Stored items from a collection –
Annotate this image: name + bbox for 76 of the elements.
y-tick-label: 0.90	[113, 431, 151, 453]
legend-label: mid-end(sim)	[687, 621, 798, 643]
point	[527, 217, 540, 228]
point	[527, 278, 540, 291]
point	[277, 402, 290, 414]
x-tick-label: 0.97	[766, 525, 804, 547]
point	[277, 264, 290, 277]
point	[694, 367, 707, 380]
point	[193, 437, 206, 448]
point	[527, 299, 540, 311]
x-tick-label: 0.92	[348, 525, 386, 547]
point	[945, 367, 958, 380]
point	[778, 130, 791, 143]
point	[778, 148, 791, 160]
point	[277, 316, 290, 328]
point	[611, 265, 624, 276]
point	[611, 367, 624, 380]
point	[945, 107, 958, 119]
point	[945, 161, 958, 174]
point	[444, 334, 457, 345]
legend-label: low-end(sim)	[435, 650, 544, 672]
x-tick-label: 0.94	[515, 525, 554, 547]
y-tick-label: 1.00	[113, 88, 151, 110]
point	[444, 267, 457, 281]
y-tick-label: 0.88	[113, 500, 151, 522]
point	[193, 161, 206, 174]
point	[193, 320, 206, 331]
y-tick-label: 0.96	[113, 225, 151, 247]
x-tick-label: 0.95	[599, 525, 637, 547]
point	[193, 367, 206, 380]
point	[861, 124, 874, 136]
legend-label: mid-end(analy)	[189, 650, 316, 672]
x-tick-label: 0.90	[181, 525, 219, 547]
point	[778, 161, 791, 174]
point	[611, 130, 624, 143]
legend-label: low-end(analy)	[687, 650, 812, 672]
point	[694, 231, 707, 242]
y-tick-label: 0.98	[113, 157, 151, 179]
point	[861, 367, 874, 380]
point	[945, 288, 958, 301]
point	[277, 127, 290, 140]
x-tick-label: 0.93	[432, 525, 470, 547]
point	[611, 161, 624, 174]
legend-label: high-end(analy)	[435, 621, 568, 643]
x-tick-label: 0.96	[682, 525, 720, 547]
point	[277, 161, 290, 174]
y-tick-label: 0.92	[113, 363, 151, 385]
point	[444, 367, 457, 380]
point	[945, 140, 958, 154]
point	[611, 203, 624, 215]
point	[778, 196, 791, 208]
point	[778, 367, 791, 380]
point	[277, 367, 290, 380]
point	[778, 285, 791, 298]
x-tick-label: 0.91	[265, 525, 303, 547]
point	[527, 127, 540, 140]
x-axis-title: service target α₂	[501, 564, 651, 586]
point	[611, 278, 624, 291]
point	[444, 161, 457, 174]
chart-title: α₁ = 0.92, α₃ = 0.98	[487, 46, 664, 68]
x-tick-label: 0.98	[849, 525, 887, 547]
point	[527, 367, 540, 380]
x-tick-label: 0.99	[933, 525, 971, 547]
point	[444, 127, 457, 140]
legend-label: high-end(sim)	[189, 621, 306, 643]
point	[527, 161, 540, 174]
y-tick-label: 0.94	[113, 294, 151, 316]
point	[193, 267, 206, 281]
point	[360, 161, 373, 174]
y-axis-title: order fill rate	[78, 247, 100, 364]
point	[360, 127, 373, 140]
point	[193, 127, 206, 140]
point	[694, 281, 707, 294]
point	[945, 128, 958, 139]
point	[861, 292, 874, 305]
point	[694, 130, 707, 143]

The task – Please arrange the entries as a Markdown table with the columns Row and Line, starting at the first line and stopping after the line that contains "437, 206, 448]". Leave out any blank lines.

Solution for this task –
| Row | Line |
|---|---|
| 1 | Annotate this image: name + bbox for 76 of the elements. |
| 2 | y-tick-label: 0.90	[113, 431, 151, 453] |
| 3 | legend-label: mid-end(sim)	[687, 621, 798, 643] |
| 4 | point	[527, 217, 540, 228] |
| 5 | point	[527, 278, 540, 291] |
| 6 | point	[277, 402, 290, 414] |
| 7 | x-tick-label: 0.97	[766, 525, 804, 547] |
| 8 | point	[277, 264, 290, 277] |
| 9 | point	[694, 367, 707, 380] |
| 10 | point	[193, 437, 206, 448] |